=== WORK TO COMPLETE ===
Transcribe the records that follow exactly. Skip the pictures.
==== EXCERPTED DATA
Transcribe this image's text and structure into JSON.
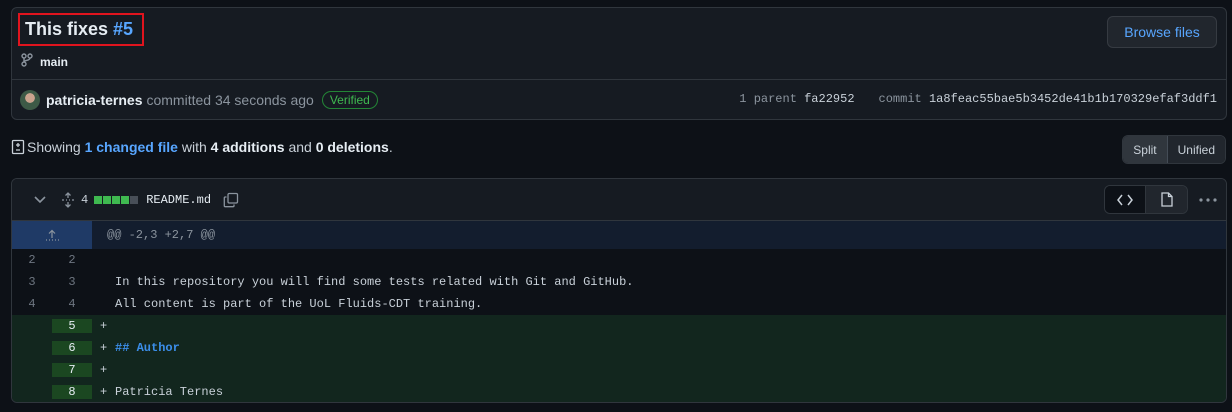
{
  "commit": {
    "title": "This fixes",
    "issue_ref": "#5",
    "branch": "main",
    "browse_label": "Browse files",
    "author": "patricia-ternes",
    "action": "committed 34 seconds ago",
    "badge": "Verified",
    "parent_label": "1 parent",
    "parent_sha": "fa22952",
    "commit_label": "commit",
    "commit_sha": "1a8feac55bae5b3452de41b1b170329efaf3ddf1"
  },
  "summary": {
    "prefix": "Showing",
    "changed": "1 changed file",
    "with": "with",
    "additions": "4 additions",
    "and": "and",
    "deletions": "0 deletions",
    "suffix": "."
  },
  "view_toggle": {
    "split": "Split",
    "unified": "Unified"
  },
  "file": {
    "change_count": "4",
    "name": "README.md",
    "hunk": "@@ -2,3 +2,7 @@",
    "lines": [
      {
        "old": "2",
        "new": "2",
        "marker": "",
        "text": ""
      },
      {
        "old": "3",
        "new": "3",
        "marker": "",
        "text": "In this repository you will find some tests related with Git and GitHub."
      },
      {
        "old": "4",
        "new": "4",
        "marker": "",
        "text": "All content is part of the UoL Fluids-CDT training."
      },
      {
        "old": "",
        "new": "5",
        "marker": "+",
        "text": ""
      },
      {
        "old": "",
        "new": "6",
        "marker": "+",
        "text": "## Author"
      },
      {
        "old": "",
        "new": "7",
        "marker": "+",
        "text": ""
      },
      {
        "old": "",
        "new": "8",
        "marker": "+",
        "text": "Patricia Ternes"
      }
    ]
  },
  "colors": {
    "accent": "#58a6ff",
    "added_bg": "#12261e",
    "added_gutter": "#1b4721",
    "highlight_border": "#e0141e"
  }
}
========
=== EXERCISE OUTPUT ===
Transcribe this image's text and structure into JSON.
{
  "commit": {
    "title": "This fixes",
    "issue_ref": "#5",
    "branch": "main",
    "browse_label": "Browse files",
    "author": "patricia-ternes",
    "action": "committed 34 seconds ago",
    "badge": "Verified",
    "parent_label": "1 parent",
    "parent_sha": "fa22952",
    "commit_label": "commit",
    "commit_sha": "1a8feac55bae5b3452de41b1b170329efaf3ddf1"
  },
  "summary": {
    "prefix": "Showing",
    "changed": "1 changed file",
    "with": "with",
    "additions": "4 additions",
    "and": "and",
    "deletions": "0 deletions",
    "suffix": "."
  },
  "view_toggle": {
    "split": "Split",
    "unified": "Unified"
  },
  "file": {
    "change_count": "4",
    "name": "README.md",
    "hunk": "@@ -2,3 +2,7 @@",
    "lines": [
      {
        "old": "2",
        "new": "2",
        "marker": "",
        "text": ""
      },
      {
        "old": "3",
        "new": "3",
        "marker": "",
        "text": "In this repository you will find some tests related with Git and GitHub."
      },
      {
        "old": "4",
        "new": "4",
        "marker": "",
        "text": "All content is part of the UoL Fluids-CDT training."
      },
      {
        "old": "",
        "new": "5",
        "marker": "+",
        "text": ""
      },
      {
        "old": "",
        "new": "6",
        "marker": "+",
        "text": "## Author"
      },
      {
        "old": "",
        "new": "7",
        "marker": "+",
        "text": ""
      },
      {
        "old": "",
        "new": "8",
        "marker": "+",
        "text": "Patricia Ternes"
      }
    ]
  },
  "colors": {
    "accent": "#58a6ff",
    "added_bg": "#12261e",
    "added_gutter": "#1b4721",
    "highlight_border": "#e0141e"
  }
}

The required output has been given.